Task to complete —
Find the lines that hold the word "growth" and return them.

[Figure contents as structured data]
============

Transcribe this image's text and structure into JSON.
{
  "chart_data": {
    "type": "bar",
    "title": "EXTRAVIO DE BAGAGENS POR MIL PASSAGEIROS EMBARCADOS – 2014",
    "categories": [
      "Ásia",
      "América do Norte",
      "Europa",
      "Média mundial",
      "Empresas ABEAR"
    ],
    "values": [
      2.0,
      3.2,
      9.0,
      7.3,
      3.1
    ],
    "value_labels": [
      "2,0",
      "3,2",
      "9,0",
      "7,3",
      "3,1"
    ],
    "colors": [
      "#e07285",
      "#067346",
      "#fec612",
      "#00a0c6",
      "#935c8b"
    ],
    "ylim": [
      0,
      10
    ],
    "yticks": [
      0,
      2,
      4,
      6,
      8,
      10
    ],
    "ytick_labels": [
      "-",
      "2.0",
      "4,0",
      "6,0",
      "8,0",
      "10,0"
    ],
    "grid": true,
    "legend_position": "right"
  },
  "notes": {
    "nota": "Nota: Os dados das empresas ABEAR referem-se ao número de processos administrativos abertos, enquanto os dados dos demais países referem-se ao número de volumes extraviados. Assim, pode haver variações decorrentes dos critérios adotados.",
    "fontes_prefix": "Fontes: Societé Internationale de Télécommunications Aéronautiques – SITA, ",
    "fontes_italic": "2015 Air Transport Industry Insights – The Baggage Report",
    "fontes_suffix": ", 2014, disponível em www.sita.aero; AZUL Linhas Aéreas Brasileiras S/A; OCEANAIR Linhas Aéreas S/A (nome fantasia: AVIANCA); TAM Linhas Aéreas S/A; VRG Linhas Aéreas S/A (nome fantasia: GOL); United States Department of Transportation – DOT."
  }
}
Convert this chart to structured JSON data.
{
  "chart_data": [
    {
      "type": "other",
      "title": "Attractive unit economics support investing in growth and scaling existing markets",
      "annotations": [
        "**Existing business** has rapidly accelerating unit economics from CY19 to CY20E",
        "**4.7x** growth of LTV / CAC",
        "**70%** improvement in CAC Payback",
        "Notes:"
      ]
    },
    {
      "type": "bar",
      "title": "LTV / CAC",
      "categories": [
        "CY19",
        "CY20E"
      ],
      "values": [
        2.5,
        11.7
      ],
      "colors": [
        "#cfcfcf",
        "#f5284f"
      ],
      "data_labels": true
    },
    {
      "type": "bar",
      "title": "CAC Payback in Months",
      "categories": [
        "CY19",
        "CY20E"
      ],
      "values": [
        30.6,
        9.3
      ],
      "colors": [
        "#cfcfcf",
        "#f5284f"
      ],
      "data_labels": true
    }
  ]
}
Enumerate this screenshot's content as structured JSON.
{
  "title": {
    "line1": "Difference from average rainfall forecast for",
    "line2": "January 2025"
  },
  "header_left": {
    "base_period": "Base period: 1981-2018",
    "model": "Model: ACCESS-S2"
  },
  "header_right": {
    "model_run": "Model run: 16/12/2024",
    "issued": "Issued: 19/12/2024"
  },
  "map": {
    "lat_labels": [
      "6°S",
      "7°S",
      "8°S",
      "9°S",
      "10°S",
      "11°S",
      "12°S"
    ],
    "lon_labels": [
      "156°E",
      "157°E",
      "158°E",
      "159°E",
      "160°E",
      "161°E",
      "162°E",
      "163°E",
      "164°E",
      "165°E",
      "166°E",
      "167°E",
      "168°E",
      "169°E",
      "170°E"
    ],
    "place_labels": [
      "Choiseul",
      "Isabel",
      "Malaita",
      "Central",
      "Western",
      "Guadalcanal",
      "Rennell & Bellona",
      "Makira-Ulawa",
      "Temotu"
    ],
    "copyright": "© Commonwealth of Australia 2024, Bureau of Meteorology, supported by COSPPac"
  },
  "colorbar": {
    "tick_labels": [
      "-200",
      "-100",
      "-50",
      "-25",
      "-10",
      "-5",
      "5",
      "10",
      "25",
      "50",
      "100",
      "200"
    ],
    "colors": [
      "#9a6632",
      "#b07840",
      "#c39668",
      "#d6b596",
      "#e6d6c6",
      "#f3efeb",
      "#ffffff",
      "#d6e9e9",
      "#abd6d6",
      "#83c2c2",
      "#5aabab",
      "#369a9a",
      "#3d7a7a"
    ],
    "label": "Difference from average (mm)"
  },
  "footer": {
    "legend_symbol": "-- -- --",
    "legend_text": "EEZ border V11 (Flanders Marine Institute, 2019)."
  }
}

============

Response below —
      "title": "Attractive unit economics support investing in growth and scaling existing markets",
        "**4.7x** growth of LTV / CAC",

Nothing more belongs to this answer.